**Problem description**. Scan the listing below. Report each line that includes "Member".

----- Available records

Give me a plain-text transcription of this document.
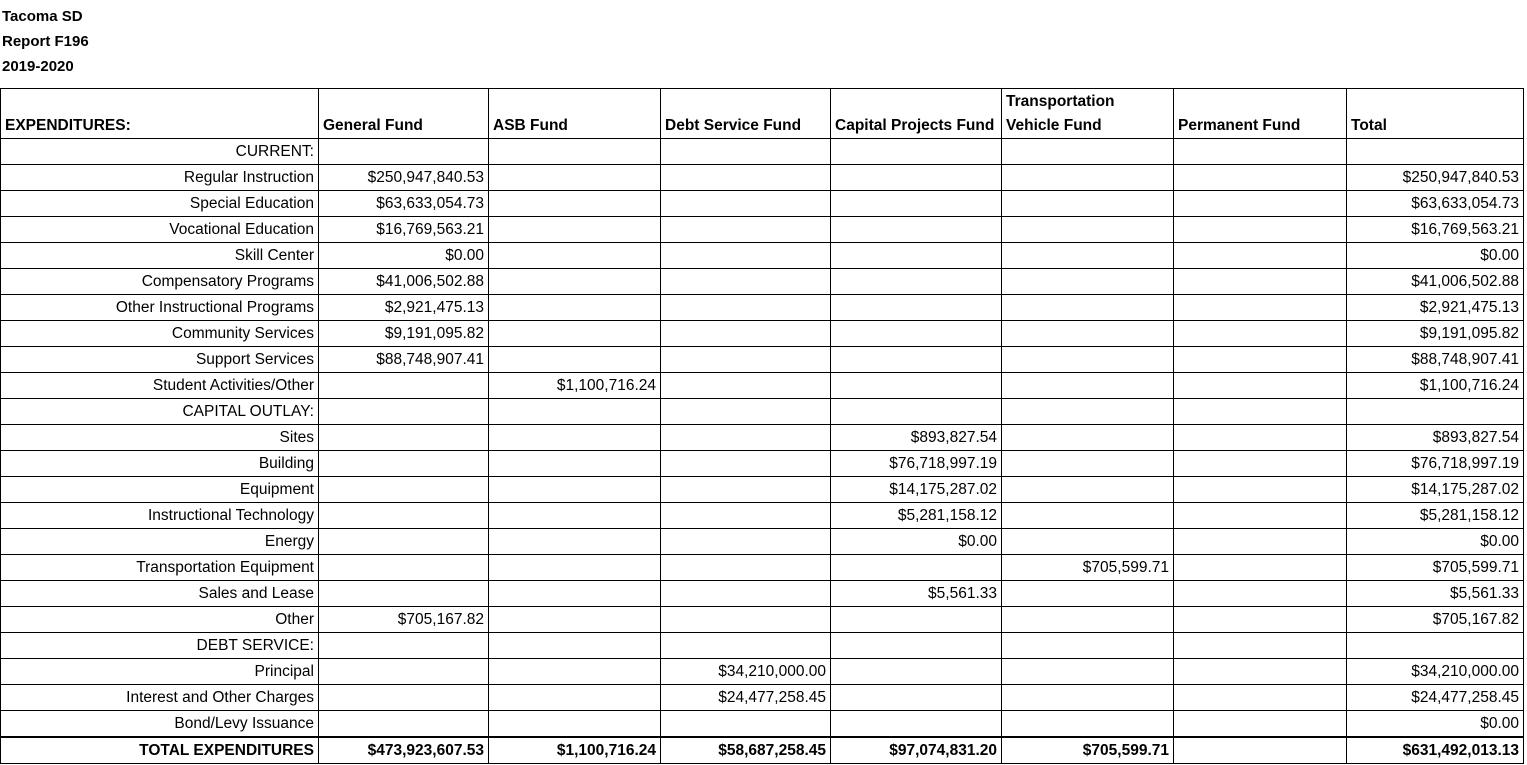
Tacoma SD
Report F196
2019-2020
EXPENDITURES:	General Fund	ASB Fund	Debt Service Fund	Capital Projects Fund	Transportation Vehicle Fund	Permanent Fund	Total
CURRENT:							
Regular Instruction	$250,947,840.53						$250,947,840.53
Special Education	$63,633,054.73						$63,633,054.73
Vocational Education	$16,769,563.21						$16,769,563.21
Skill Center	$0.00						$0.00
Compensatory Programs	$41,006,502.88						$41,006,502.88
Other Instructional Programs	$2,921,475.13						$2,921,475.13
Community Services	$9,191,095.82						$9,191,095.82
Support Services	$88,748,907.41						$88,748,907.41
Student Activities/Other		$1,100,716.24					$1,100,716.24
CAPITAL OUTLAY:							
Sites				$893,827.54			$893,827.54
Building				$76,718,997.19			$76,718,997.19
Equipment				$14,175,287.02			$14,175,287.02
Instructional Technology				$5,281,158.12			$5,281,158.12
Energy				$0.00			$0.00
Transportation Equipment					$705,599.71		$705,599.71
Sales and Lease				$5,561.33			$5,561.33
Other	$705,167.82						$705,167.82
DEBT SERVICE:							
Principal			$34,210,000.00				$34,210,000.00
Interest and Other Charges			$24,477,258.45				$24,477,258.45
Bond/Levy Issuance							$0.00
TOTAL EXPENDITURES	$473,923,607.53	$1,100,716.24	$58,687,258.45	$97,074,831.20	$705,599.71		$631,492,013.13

----------
----- Available records

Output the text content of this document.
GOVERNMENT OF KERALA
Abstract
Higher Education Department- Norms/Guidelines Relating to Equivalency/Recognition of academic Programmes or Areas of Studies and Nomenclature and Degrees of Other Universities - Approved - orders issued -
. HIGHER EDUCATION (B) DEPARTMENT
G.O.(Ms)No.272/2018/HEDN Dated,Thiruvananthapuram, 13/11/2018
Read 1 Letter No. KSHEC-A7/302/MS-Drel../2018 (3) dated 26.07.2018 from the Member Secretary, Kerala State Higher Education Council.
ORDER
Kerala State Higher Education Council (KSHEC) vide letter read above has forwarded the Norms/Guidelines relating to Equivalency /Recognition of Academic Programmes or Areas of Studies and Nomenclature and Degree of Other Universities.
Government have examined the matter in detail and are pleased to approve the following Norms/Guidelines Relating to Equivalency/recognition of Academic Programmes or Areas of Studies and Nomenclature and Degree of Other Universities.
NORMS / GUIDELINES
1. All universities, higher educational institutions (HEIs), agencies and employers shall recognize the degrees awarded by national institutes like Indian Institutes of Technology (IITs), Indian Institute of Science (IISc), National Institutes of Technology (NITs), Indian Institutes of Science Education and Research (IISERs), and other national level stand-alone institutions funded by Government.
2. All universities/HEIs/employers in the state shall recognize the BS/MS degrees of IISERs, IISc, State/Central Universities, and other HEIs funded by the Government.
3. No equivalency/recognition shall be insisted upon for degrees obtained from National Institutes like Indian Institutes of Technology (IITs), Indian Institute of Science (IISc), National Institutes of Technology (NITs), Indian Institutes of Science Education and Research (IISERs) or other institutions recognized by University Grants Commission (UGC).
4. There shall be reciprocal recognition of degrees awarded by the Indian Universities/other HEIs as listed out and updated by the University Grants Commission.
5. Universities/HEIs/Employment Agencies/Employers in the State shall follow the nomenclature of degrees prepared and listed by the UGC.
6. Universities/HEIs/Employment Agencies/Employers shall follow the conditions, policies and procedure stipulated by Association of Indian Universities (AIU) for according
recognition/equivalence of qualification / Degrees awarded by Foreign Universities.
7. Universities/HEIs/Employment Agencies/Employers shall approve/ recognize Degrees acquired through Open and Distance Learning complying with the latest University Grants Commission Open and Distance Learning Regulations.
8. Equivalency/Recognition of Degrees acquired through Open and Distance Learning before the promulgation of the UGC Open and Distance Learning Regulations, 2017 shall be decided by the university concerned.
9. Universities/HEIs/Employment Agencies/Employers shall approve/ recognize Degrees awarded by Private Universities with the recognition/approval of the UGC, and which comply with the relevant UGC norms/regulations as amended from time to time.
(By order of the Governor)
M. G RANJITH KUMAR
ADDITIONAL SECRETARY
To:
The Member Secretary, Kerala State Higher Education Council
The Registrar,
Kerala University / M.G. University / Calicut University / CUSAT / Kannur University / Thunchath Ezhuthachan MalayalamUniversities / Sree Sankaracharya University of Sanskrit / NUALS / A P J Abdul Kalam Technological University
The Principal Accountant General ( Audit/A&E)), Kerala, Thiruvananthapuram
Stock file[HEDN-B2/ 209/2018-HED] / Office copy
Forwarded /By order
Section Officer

----------

**Answer to this problem**.
Read 1 Letter No. KSHEC-A7/302/MS-Drel../2018 (3) dated 26.07.2018 from the Member Secretary, Kerala State Higher Education Council.
The Member Secretary, Kerala State Higher Education Council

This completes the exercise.